**Your goal:** Seek out every line containing the word "Working", and copy each.

Extracted data entries:
++++

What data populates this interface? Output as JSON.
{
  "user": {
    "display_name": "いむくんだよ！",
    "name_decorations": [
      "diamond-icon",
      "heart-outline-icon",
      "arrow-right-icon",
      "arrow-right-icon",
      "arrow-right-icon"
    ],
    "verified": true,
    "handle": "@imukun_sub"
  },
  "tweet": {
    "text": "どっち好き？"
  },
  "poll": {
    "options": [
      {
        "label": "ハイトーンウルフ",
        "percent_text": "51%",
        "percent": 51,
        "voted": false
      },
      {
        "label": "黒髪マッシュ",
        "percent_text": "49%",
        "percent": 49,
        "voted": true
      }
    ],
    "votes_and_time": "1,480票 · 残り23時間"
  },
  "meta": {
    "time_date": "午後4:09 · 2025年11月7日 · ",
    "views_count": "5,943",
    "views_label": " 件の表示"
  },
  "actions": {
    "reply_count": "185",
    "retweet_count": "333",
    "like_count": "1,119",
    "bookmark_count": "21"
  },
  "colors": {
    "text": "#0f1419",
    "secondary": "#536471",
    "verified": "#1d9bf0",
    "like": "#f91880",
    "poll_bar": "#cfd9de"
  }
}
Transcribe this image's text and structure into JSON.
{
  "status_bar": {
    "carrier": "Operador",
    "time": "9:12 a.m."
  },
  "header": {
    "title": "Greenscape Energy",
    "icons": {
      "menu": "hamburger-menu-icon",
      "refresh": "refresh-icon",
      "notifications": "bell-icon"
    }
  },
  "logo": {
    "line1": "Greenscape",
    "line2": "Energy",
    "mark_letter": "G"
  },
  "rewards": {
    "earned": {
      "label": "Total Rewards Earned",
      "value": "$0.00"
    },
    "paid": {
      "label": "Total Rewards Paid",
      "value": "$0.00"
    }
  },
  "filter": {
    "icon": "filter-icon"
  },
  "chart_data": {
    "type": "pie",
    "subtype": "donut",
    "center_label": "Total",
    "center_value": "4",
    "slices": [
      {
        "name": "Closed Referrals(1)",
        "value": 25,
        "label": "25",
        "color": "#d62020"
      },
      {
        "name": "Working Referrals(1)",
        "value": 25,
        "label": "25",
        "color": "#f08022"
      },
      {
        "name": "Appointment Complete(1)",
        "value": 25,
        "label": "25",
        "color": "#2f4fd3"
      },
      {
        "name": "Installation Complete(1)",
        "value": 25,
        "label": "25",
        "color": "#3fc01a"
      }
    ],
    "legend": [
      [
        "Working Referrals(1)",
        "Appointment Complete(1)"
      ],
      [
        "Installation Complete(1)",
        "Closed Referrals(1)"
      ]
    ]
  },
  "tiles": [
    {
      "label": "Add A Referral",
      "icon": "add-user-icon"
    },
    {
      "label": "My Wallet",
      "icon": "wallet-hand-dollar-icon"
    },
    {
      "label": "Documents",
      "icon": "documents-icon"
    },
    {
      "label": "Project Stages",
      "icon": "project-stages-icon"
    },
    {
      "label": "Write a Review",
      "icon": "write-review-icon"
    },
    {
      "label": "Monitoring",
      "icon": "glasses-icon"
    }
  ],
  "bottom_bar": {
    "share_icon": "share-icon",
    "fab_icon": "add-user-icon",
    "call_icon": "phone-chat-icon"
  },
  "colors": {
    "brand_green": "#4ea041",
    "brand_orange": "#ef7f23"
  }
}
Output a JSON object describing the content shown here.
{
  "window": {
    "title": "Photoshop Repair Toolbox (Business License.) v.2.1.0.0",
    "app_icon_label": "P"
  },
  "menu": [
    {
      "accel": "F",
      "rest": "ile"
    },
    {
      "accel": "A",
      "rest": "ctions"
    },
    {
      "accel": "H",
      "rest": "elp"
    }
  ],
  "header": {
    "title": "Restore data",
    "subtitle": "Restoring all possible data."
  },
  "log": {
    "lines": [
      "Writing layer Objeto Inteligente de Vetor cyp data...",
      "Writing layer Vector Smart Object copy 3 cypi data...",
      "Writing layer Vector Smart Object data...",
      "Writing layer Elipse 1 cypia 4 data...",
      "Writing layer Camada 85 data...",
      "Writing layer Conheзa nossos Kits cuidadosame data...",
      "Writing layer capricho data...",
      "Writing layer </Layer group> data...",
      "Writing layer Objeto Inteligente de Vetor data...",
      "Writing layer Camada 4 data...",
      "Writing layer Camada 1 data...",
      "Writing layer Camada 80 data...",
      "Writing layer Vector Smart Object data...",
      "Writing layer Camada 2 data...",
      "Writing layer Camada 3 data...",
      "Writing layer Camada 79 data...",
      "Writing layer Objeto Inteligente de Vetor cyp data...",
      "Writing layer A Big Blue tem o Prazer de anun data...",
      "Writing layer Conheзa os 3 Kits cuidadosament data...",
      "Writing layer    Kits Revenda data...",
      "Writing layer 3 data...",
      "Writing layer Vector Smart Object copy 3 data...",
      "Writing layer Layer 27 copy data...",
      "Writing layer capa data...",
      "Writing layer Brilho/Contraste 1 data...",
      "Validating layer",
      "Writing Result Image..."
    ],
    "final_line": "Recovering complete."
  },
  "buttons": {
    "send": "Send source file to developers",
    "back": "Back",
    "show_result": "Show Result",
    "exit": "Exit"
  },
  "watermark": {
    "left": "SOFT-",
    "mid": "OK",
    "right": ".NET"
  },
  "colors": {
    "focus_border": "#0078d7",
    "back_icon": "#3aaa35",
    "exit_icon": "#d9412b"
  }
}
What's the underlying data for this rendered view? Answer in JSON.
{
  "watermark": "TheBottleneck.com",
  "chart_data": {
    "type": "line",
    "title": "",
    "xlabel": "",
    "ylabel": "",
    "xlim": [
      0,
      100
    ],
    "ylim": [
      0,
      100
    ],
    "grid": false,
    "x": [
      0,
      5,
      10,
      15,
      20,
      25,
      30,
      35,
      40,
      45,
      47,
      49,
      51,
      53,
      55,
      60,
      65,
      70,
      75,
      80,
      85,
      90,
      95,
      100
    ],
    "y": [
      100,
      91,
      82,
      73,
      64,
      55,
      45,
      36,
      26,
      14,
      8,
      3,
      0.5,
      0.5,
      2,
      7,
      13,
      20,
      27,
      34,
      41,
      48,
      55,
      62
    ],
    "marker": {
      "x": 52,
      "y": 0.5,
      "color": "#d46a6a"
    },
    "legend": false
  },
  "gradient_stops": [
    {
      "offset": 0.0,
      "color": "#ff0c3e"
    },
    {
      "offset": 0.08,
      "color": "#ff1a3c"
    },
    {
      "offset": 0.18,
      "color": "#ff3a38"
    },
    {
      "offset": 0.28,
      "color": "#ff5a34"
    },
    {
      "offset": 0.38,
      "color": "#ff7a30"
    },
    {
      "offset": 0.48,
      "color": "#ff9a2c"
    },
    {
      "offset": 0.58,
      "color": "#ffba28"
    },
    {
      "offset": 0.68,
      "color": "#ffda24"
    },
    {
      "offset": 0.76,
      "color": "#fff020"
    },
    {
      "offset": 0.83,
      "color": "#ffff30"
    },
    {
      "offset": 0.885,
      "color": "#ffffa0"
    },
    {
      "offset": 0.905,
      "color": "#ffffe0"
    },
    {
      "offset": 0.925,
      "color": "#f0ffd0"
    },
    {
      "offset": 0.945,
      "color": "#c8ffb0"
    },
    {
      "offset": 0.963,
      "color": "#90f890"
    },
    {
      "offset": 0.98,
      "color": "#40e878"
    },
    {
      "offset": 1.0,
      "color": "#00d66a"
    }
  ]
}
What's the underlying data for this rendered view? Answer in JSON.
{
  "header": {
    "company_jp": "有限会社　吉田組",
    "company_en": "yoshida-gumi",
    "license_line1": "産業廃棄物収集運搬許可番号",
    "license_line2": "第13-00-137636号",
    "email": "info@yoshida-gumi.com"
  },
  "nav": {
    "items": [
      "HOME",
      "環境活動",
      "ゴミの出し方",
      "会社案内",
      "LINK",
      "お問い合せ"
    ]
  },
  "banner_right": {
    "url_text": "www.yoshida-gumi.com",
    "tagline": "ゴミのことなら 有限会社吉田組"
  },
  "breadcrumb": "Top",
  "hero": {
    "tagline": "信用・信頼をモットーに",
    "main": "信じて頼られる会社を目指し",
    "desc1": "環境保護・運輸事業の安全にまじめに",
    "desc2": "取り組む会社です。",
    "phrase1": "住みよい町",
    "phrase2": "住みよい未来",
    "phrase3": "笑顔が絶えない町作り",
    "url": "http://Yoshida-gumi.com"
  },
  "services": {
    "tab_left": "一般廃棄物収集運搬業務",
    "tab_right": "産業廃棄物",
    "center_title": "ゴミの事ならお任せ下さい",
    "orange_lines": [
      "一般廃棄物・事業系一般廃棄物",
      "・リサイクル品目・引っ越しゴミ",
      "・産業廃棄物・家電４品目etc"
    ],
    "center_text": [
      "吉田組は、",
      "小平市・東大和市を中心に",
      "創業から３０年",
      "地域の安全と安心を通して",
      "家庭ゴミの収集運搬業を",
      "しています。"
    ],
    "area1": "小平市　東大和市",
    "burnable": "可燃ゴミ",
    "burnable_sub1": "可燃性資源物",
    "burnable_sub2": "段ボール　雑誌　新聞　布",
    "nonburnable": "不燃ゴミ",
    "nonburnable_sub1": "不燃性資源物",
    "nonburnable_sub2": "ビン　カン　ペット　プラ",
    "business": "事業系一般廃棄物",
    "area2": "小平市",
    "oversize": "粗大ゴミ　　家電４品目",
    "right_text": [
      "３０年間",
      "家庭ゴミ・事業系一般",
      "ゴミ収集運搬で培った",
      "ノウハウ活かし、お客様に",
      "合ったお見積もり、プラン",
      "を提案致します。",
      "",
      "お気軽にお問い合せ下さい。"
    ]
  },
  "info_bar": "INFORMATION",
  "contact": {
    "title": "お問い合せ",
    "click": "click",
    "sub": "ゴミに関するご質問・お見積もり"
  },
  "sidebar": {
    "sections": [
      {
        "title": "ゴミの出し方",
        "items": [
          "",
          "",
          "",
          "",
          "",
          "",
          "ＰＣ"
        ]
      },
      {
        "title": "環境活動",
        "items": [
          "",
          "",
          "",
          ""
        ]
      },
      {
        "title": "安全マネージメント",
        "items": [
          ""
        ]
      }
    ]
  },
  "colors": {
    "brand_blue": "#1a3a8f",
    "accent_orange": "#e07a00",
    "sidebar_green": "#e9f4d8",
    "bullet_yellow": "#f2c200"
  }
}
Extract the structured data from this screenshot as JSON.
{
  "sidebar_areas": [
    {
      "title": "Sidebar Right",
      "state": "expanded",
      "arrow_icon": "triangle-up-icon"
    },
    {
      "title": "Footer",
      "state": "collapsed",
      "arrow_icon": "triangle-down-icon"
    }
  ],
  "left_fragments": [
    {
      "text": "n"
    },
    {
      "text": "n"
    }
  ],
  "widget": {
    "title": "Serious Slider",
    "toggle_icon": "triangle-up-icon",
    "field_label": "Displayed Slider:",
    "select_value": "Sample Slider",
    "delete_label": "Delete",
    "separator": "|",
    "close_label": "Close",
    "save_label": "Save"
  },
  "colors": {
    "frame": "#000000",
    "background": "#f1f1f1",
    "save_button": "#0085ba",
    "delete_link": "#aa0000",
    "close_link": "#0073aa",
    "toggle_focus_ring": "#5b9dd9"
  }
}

++++

**The output:**
        "name": "Working Referrals(1)",
        "Working Referrals(1)",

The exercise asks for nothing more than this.